Exercise instructions
Give back the full listing, character for character, with no pictures.

Dataset records
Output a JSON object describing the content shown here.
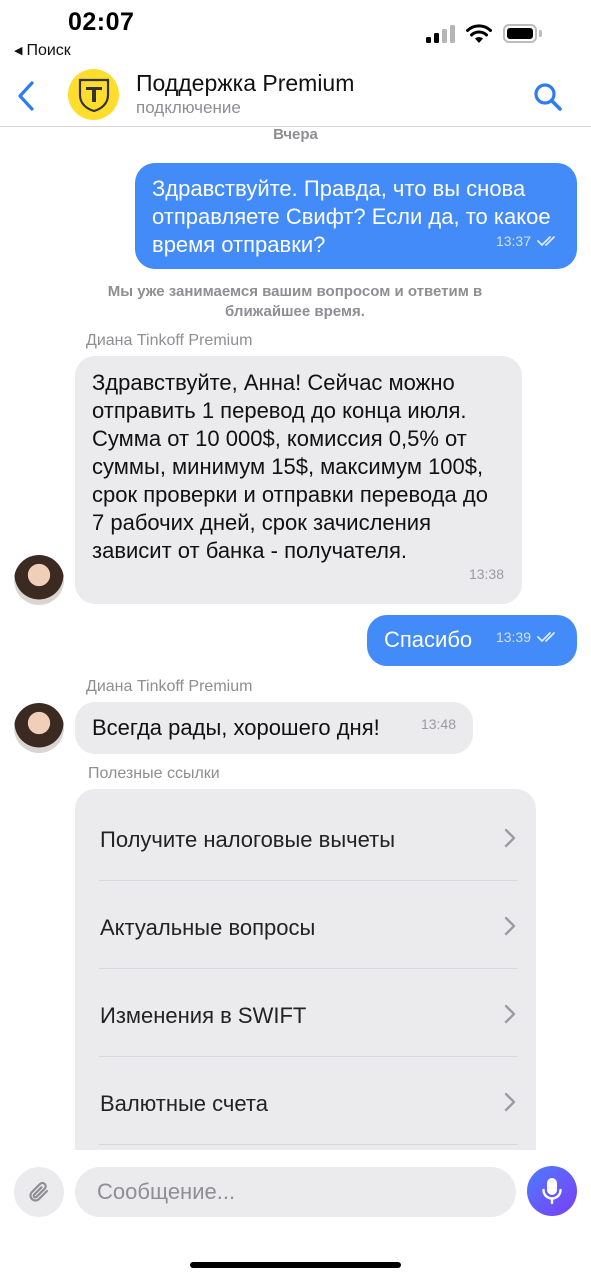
{
  "status_bar": {
    "time": "02:07",
    "back_app": "Поиск"
  },
  "header": {
    "title": "Поддержка Premium",
    "subtitle": "подключение"
  },
  "chat": {
    "date_separator": "Вчера",
    "messages": [
      {
        "direction": "out",
        "text": "Здравствуйте. Правда, что вы снова отправляете Свифт? Если да, то какое время отправки?",
        "time": "13:37",
        "status": "read"
      },
      {
        "direction": "system",
        "text": "Мы уже занимаемся вашим вопросом и ответим в ближайшее время."
      },
      {
        "direction": "in",
        "sender": "Диана Tinkoff Premium",
        "text": "Здравствуйте, Анна! Сейчас можно отправить 1 перевод до конца июля. Сумма от 10 000$, комиссия 0,5% от суммы, минимум 15$, максимум 100$, срок проверки и отправки перевода до 7 рабочих дней, срок зачисления зависит от банка - получателя.",
        "time": "13:38"
      },
      {
        "direction": "out",
        "text": "Спасибо",
        "time": "13:39",
        "status": "read"
      },
      {
        "direction": "in",
        "sender": "Диана Tinkoff Premium",
        "text": "Всегда рады, хорошего дня!",
        "time": "13:48"
      }
    ]
  },
  "useful_links": {
    "title": "Полезные ссылки",
    "items": [
      {
        "label": "Получите налоговые вычеты"
      },
      {
        "label": "Актуальные вопросы"
      },
      {
        "label": "Изменения в SWIFT"
      },
      {
        "label": "Валютные счета"
      }
    ]
  },
  "composer": {
    "placeholder": "Сообщение..."
  },
  "colors": {
    "accent": "#428bf9",
    "incoming_bubble": "#ebebee",
    "logo_yellow": "#ffdd2d",
    "mic_gradient": [
      "#4d7cff",
      "#7b3df5"
    ]
  },
  "icons": [
    "back-arrow",
    "search",
    "attach-paperclip",
    "microphone",
    "chevron-right",
    "double-check"
  ]
}
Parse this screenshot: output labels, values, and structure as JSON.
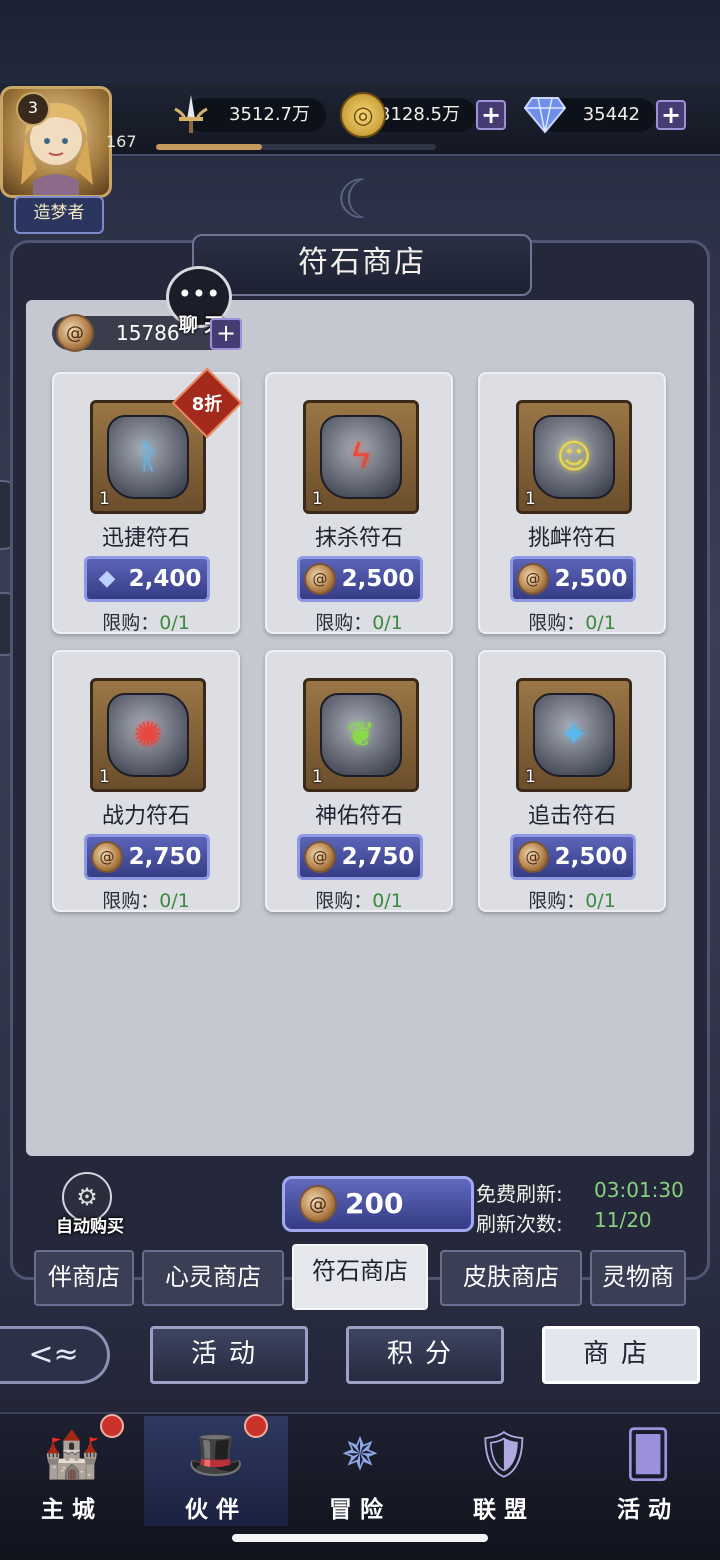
{
  "player": {
    "level": "3",
    "exp_num": "167",
    "title": "造梦者",
    "exp_progress": 0.38
  },
  "resources": {
    "power": "3512.7万",
    "gold": "3128.5万",
    "diamond": "35442"
  },
  "shop": {
    "title": "符石商店",
    "rune_currency": "15786",
    "chat_label": "聊 天"
  },
  "items": [
    {
      "name": "迅捷符石",
      "qty": "1",
      "price": "2,400",
      "currency": "diamond",
      "limit_label": "限购：",
      "limit": "0/1",
      "discount": "8折",
      "glyph": "ᚱ",
      "glow": "#5fb6e8"
    },
    {
      "name": "抹杀符石",
      "qty": "1",
      "price": "2,500",
      "currency": "rune",
      "limit_label": "限购：",
      "limit": "0/1",
      "discount": "",
      "glyph": "ϟ",
      "glow": "#e84a3a"
    },
    {
      "name": "挑衅符石",
      "qty": "1",
      "price": "2,500",
      "currency": "rune",
      "limit_label": "限购：",
      "limit": "0/1",
      "discount": "",
      "glyph": "☺",
      "glow": "#e9d84a"
    },
    {
      "name": "战力符石",
      "qty": "1",
      "price": "2,750",
      "currency": "rune",
      "limit_label": "限购：",
      "limit": "0/1",
      "discount": "",
      "glyph": "✺",
      "glow": "#e8473d"
    },
    {
      "name": "神佑符石",
      "qty": "1",
      "price": "2,750",
      "currency": "rune",
      "limit_label": "限购：",
      "limit": "0/1",
      "discount": "",
      "glyph": "❦",
      "glow": "#8ad94a"
    },
    {
      "name": "追击符石",
      "qty": "1",
      "price": "2,500",
      "currency": "rune",
      "limit_label": "限购：",
      "limit": "0/1",
      "discount": "",
      "glyph": "✦",
      "glow": "#58b8ec"
    }
  ],
  "footer": {
    "auto_buy": "自动购买",
    "refresh_cost": "200",
    "free_refresh_label": "免费刷新:",
    "free_refresh_time": "03:01:30",
    "refresh_count_label": "刷新次数:",
    "refresh_count": "11/20"
  },
  "tabs": [
    "伴商店",
    "心灵商店",
    "符石商店",
    "皮肤商店",
    "灵物商"
  ],
  "subnav": [
    "活动",
    "积分",
    "商店"
  ],
  "bottom_nav": [
    {
      "label": "主城",
      "icon": "castle-icon",
      "dot": true
    },
    {
      "label": "伙伴",
      "icon": "hat-icon",
      "dot": true
    },
    {
      "label": "冒险",
      "icon": "compass-icon",
      "dot": false
    },
    {
      "label": "联盟",
      "icon": "shield-icon",
      "dot": false
    },
    {
      "label": "活动",
      "icon": "cards-icon",
      "dot": false
    }
  ],
  "colors": {
    "accent_purple": "#463b73",
    "limit_green": "#3d8a3e",
    "timer_green": "#8ad17f",
    "discount_red": "#a3291c"
  }
}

Exercise response
Output a JSON object describing the content shown here.
{
  "status_bar": {
    "time": "02:07",
    "back_app": "Поиск"
  },
  "header": {
    "title": "Поддержка Premium",
    "subtitle": "подключение"
  },
  "chat": {
    "date_separator": "Вчера",
    "messages": [
      {
        "direction": "out",
        "text": "Здравствуйте. Правда, что вы снова отправляете Свифт? Если да, то какое время отправки?",
        "time": "13:37",
        "status": "read"
      },
      {
        "direction": "system",
        "text": "Мы уже занимаемся вашим вопросом и ответим в ближайшее время."
      },
      {
        "direction": "in",
        "sender": "Диана Tinkoff Premium",
        "text": "Здравствуйте, Анна! Сейчас можно отправить 1 перевод до конца июля. Сумма от 10 000$, комиссия 0,5% от суммы, минимум 15$, максимум 100$, срок проверки и отправки перевода до 7 рабочих дней, срок зачисления зависит от банка - получателя.",
        "time": "13:38"
      },
      {
        "direction": "out",
        "text": "Спасибо",
        "time": "13:39",
        "status": "read"
      },
      {
        "direction": "in",
        "sender": "Диана Tinkoff Premium",
        "text": "Всегда рады, хорошего дня!",
        "time": "13:48"
      }
    ]
  },
  "useful_links": {
    "title": "Полезные ссылки",
    "items": [
      {
        "label": "Получите налоговые вычеты"
      },
      {
        "label": "Актуальные вопросы"
      },
      {
        "label": "Изменения в SWIFT"
      },
      {
        "label": "Валютные счета"
      }
    ]
  },
  "composer": {
    "placeholder": "Сообщение..."
  },
  "colors": {
    "accent": "#428bf9",
    "incoming_bubble": "#ebebee",
    "logo_yellow": "#ffdd2d",
    "mic_gradient": [
      "#4d7cff",
      "#7b3df5"
    ]
  },
  "icons": [
    "back-arrow",
    "search",
    "attach-paperclip",
    "microphone",
    "chevron-right",
    "double-check"
  ]
}
Parse this screenshot: output labels, values, and structure as JSON.
{
  "player": {
    "level": "3",
    "exp_num": "167",
    "title": "造梦者",
    "exp_progress": 0.38
  },
  "resources": {
    "power": "3512.7万",
    "gold": "3128.5万",
    "diamond": "35442"
  },
  "shop": {
    "title": "符石商店",
    "rune_currency": "15786",
    "chat_label": "聊 天"
  },
  "items": [
    {
      "name": "迅捷符石",
      "qty": "1",
      "price": "2,400",
      "currency": "diamond",
      "limit_label": "限购：",
      "limit": "0/1",
      "discount": "8折",
      "glyph": "ᚱ",
      "glow": "#5fb6e8"
    },
    {
      "name": "抹杀符石",
      "qty": "1",
      "price": "2,500",
      "currency": "rune",
      "limit_label": "限购：",
      "limit": "0/1",
      "discount": "",
      "glyph": "ϟ",
      "glow": "#e84a3a"
    },
    {
      "name": "挑衅符石",
      "qty": "1",
      "price": "2,500",
      "currency": "rune",
      "limit_label": "限购：",
      "limit": "0/1",
      "discount": "",
      "glyph": "☺",
      "glow": "#e9d84a"
    },
    {
      "name": "战力符石",
      "qty": "1",
      "price": "2,750",
      "currency": "rune",
      "limit_label": "限购：",
      "limit": "0/1",
      "discount": "",
      "glyph": "✺",
      "glow": "#e8473d"
    },
    {
      "name": "神佑符石",
      "qty": "1",
      "price": "2,750",
      "currency": "rune",
      "limit_label": "限购：",
      "limit": "0/1",
      "discount": "",
      "glyph": "❦",
      "glow": "#8ad94a"
    },
    {
      "name": "追击符石",
      "qty": "1",
      "price": "2,500",
      "currency": "rune",
      "limit_label": "限购：",
      "limit": "0/1",
      "discount": "",
      "glyph": "✦",
      "glow": "#58b8ec"
    }
  ],
  "footer": {
    "auto_buy": "自动购买",
    "refresh_cost": "200",
    "free_refresh_label": "免费刷新:",
    "free_refresh_time": "03:01:30",
    "refresh_count_label": "刷新次数:",
    "refresh_count": "11/20"
  },
  "tabs": [
    "伴商店",
    "心灵商店",
    "符石商店",
    "皮肤商店",
    "灵物商"
  ],
  "subnav": [
    "活动",
    "积分",
    "商店"
  ],
  "bottom_nav": [
    {
      "label": "主城",
      "icon": "castle-icon",
      "dot": true
    },
    {
      "label": "伙伴",
      "icon": "hat-icon",
      "dot": true
    },
    {
      "label": "冒险",
      "icon": "compass-icon",
      "dot": false
    },
    {
      "label": "联盟",
      "icon": "shield-icon",
      "dot": false
    },
    {
      "label": "活动",
      "icon": "cards-icon",
      "dot": false
    }
  ],
  "colors": {
    "accent_purple": "#463b73",
    "limit_green": "#3d8a3e",
    "timer_green": "#8ad17f",
    "discount_red": "#a3291c"
  }
}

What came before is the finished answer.